## Written problem
For the material that follows, list every line containing the word "Most".

## begin

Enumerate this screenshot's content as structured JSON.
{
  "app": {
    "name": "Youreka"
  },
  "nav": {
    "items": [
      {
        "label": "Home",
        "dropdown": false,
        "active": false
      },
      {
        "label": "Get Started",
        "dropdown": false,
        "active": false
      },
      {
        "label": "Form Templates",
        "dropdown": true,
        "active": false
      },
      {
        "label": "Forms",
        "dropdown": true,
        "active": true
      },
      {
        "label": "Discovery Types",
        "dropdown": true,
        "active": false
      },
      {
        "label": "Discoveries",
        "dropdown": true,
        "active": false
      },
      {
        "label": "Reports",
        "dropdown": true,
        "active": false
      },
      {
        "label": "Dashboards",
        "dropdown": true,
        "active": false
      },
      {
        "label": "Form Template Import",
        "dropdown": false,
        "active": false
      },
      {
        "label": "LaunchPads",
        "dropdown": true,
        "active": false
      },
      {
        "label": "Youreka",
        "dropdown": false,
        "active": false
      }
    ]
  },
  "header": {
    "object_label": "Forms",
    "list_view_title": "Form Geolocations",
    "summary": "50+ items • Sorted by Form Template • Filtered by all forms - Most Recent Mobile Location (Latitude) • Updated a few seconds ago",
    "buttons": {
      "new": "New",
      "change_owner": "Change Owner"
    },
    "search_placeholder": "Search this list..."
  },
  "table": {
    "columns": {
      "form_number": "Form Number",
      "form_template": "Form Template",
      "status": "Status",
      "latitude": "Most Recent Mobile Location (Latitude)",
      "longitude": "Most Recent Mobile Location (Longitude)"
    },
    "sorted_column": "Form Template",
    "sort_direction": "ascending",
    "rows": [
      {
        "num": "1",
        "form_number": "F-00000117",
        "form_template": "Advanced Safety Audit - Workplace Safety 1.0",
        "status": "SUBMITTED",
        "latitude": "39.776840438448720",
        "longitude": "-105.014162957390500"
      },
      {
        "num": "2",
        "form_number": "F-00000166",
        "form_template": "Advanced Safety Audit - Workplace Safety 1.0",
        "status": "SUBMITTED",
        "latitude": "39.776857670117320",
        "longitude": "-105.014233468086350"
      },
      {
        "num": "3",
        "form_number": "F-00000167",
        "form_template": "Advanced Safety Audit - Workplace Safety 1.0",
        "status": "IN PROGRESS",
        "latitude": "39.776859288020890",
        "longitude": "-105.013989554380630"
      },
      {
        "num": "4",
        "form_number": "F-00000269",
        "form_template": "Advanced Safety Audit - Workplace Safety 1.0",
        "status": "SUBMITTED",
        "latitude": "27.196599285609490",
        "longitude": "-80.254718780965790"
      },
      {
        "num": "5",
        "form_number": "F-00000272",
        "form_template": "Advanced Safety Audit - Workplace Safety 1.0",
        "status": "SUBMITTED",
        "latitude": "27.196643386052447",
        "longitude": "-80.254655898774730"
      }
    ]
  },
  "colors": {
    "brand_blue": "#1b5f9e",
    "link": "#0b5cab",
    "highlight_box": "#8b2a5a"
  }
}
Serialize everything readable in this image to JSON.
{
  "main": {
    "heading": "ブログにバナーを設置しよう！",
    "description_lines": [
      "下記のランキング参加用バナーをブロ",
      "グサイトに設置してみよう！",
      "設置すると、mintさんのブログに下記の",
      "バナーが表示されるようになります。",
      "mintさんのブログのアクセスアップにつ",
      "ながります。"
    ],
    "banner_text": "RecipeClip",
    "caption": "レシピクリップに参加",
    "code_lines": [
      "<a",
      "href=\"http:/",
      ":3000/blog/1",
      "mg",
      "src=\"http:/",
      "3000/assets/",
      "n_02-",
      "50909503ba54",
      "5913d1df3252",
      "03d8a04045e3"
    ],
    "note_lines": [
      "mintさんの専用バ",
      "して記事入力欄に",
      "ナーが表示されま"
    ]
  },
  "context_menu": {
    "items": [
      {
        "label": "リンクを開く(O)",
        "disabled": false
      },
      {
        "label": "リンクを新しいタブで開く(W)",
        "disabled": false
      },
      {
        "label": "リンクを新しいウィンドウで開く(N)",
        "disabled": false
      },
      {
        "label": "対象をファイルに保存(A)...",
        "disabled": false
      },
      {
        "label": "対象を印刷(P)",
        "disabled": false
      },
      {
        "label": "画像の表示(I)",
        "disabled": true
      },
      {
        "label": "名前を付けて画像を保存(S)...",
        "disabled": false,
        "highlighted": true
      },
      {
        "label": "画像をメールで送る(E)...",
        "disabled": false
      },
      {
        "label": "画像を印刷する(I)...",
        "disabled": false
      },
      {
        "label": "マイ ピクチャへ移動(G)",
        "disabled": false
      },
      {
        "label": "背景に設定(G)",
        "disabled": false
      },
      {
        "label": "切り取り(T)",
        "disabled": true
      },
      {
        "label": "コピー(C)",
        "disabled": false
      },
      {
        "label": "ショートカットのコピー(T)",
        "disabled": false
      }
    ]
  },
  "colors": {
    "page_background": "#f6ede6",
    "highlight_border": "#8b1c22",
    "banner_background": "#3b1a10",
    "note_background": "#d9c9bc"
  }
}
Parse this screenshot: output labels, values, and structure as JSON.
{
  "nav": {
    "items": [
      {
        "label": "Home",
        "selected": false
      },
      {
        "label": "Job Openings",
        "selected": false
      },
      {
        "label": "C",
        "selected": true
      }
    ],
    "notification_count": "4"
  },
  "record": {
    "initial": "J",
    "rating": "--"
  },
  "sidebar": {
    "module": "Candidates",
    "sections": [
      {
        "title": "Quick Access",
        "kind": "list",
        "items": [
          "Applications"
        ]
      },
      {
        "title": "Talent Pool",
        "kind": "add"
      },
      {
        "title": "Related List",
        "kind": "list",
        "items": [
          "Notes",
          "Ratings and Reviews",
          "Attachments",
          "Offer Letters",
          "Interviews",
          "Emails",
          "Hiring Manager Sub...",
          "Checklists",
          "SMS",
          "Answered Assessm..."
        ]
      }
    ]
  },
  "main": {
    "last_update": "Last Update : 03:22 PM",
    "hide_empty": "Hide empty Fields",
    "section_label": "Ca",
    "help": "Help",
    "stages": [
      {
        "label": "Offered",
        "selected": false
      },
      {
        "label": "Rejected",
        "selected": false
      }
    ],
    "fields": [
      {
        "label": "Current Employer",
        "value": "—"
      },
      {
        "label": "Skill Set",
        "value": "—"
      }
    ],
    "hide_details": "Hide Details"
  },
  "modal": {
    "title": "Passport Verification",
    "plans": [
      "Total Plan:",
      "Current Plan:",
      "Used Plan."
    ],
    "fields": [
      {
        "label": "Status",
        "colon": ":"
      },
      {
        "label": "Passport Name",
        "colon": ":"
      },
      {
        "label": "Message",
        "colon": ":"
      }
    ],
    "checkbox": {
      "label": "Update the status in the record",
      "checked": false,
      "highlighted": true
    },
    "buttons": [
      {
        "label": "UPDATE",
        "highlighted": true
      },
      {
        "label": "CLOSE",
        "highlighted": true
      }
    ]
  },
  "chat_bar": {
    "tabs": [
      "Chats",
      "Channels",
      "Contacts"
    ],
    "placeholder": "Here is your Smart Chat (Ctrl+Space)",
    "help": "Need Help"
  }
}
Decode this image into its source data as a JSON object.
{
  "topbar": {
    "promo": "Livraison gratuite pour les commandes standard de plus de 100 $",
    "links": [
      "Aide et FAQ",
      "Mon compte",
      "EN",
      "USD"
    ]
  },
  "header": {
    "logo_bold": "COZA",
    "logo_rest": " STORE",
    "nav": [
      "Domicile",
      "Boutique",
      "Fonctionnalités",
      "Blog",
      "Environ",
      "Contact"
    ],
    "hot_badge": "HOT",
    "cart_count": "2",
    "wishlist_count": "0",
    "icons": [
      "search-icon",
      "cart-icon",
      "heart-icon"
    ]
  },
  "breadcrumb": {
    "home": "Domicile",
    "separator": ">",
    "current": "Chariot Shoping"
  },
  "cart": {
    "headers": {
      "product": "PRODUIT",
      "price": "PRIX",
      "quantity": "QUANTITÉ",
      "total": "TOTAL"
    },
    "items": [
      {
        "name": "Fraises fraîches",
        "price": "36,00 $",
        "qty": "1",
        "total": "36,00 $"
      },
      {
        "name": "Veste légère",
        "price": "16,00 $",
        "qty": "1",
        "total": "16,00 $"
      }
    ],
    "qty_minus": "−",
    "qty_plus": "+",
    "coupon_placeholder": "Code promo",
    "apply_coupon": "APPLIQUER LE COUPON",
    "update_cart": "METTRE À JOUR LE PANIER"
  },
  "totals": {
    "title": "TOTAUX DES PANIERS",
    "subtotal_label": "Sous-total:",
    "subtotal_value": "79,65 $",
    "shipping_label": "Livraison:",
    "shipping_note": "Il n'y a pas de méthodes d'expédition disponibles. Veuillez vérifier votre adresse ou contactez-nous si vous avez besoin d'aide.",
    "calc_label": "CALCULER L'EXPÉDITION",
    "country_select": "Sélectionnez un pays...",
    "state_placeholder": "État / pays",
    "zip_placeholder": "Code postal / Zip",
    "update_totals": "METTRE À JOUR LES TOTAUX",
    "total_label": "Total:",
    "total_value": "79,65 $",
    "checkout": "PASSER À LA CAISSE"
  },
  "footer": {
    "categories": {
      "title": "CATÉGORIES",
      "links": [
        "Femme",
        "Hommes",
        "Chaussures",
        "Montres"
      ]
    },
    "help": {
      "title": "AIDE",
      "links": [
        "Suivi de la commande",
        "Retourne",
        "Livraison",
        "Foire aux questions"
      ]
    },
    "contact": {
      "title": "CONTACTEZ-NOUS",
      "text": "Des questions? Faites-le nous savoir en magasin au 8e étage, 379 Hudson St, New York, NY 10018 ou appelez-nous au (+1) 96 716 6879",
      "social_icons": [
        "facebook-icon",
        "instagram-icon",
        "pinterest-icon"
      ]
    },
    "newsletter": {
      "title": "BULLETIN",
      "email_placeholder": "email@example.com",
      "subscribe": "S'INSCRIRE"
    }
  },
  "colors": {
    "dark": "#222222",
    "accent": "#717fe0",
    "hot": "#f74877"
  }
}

## end

## The completed task
    "summary": "50+ items • Sorted by Form Template • Filtered by all forms - Most Recent Mobile Location (Latitude) • Updated a few seconds ago",
      "latitude": "Most Recent Mobile Location (Latitude)",
      "longitude": "Most Recent Mobile Location (Longitude)"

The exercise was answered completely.